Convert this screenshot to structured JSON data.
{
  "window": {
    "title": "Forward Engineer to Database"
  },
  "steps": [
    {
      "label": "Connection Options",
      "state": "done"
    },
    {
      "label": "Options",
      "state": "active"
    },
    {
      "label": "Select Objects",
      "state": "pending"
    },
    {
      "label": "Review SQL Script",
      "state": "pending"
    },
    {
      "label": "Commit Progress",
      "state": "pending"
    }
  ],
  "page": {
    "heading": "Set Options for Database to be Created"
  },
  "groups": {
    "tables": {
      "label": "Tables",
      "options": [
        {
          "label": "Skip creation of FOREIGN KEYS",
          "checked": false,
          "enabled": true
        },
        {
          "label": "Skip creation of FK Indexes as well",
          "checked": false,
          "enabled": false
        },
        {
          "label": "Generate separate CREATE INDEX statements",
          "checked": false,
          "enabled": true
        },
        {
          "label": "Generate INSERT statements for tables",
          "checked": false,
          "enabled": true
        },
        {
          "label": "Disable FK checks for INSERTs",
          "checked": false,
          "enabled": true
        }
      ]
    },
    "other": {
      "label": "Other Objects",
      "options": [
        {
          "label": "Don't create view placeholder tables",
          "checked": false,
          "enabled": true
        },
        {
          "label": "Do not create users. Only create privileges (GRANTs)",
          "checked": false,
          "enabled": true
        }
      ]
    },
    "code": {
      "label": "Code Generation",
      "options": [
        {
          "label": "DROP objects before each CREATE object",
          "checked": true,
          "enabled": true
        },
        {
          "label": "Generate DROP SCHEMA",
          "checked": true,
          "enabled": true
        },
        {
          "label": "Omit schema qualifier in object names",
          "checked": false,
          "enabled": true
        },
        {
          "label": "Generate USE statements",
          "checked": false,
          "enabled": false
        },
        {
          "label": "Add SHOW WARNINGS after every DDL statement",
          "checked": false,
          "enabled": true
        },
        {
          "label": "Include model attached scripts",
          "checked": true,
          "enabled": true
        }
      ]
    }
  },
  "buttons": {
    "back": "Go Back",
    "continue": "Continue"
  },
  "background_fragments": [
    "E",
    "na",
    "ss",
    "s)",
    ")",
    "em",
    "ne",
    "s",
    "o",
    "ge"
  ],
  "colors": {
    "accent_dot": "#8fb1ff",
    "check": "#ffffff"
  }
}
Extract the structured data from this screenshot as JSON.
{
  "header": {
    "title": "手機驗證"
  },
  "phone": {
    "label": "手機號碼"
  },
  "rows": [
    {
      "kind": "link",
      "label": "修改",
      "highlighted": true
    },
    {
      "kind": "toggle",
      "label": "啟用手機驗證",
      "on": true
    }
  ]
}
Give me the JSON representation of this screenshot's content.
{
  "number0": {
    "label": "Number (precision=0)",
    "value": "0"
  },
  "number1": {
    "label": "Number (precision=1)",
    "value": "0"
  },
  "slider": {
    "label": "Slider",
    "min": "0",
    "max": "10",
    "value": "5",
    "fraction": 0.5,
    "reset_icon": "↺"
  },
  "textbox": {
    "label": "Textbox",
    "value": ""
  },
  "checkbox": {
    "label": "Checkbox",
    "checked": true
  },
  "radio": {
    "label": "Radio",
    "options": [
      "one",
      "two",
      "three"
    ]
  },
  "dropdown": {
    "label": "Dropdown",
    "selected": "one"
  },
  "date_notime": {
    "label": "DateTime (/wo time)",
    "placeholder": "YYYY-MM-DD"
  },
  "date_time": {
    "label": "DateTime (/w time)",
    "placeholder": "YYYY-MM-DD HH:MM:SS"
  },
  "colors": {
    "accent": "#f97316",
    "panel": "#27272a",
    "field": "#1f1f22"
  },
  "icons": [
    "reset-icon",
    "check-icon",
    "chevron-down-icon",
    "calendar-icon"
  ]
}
⁂
→ **Problem statement**
Transcribe each record exactly. Leave nothing out.

→ **Answer to this problem**
Convert this screenshot to structured JSON data.
{
  "window": {
    "title": "Forward Engineer to Database"
  },
  "steps": [
    {
      "label": "Connection Options",
      "state": "done"
    },
    {
      "label": "Options",
      "state": "active"
    },
    {
      "label": "Select Objects",
      "state": "pending"
    },
    {
      "label": "Review SQL Script",
      "state": "pending"
    },
    {
      "label": "Commit Progress",
      "state": "pending"
    }
  ],
  "page": {
    "heading": "Set Options for Database to be Created"
  },
  "groups": {
    "tables": {
      "label": "Tables",
      "options": [
        {
          "label": "Skip creation of FOREIGN KEYS",
          "checked": false,
          "enabled": true
        },
        {
          "label": "Skip creation of FK Indexes as well",
          "checked": false,
          "enabled": false
        },
        {
          "label": "Generate separate CREATE INDEX statements",
          "checked": false,
          "enabled": true
        },
        {
          "label": "Generate INSERT statements for tables",
          "checked": false,
          "enabled": true
        },
        {
          "label": "Disable FK checks for INSERTs",
          "checked": false,
          "enabled": true
        }
      ]
    },
    "other": {
      "label": "Other Objects",
      "options": [
        {
          "label": "Don't create view placeholder tables",
          "checked": false,
          "enabled": true
        },
        {
          "label": "Do not create users. Only create privileges (GRANTs)",
          "checked": false,
          "enabled": true
        }
      ]
    },
    "code": {
      "label": "Code Generation",
      "options": [
        {
          "label": "DROP objects before each CREATE object",
          "checked": true,
          "enabled": true
        },
        {
          "label": "Generate DROP SCHEMA",
          "checked": true,
          "enabled": true
        },
        {
          "label": "Omit schema qualifier in object names",
          "checked": false,
          "enabled": true
        },
        {
          "label": "Generate USE statements",
          "checked": false,
          "enabled": false
        },
        {
          "label": "Add SHOW WARNINGS after every DDL statement",
          "checked": false,
          "enabled": true
        },
        {
          "label": "Include model attached scripts",
          "checked": true,
          "enabled": true
        }
      ]
    }
  },
  "buttons": {
    "back": "Go Back",
    "continue": "Continue"
  },
  "background_fragments": [
    "E",
    "na",
    "ss",
    "s)",
    ")",
    "em",
    "ne",
    "s",
    "o",
    "ge"
  ],
  "colors": {
    "accent_dot": "#8fb1ff",
    "check": "#ffffff"
  }
}
Extract the structured data from this screenshot as JSON.
{
  "header": {
    "title": "手機驗證"
  },
  "phone": {
    "label": "手機號碼"
  },
  "rows": [
    {
      "kind": "link",
      "label": "修改",
      "highlighted": true
    },
    {
      "kind": "toggle",
      "label": "啟用手機驗證",
      "on": true
    }
  ]
}
Give me the JSON representation of this screenshot's content.
{
  "number0": {
    "label": "Number (precision=0)",
    "value": "0"
  },
  "number1": {
    "label": "Number (precision=1)",
    "value": "0"
  },
  "slider": {
    "label": "Slider",
    "min": "0",
    "max": "10",
    "value": "5",
    "fraction": 0.5,
    "reset_icon": "↺"
  },
  "textbox": {
    "label": "Textbox",
    "value": ""
  },
  "checkbox": {
    "label": "Checkbox",
    "checked": true
  },
  "radio": {
    "label": "Radio",
    "options": [
      "one",
      "two",
      "three"
    ]
  },
  "dropdown": {
    "label": "Dropdown",
    "selected": "one"
  },
  "date_notime": {
    "label": "DateTime (/wo time)",
    "placeholder": "YYYY-MM-DD"
  },
  "date_time": {
    "label": "DateTime (/w time)",
    "placeholder": "YYYY-MM-DD HH:MM:SS"
  },
  "colors": {
    "accent": "#f97316",
    "panel": "#27272a",
    "field": "#1f1f22"
  },
  "icons": [
    "reset-icon",
    "check-icon",
    "chevron-down-icon",
    "calendar-icon"
  ]
}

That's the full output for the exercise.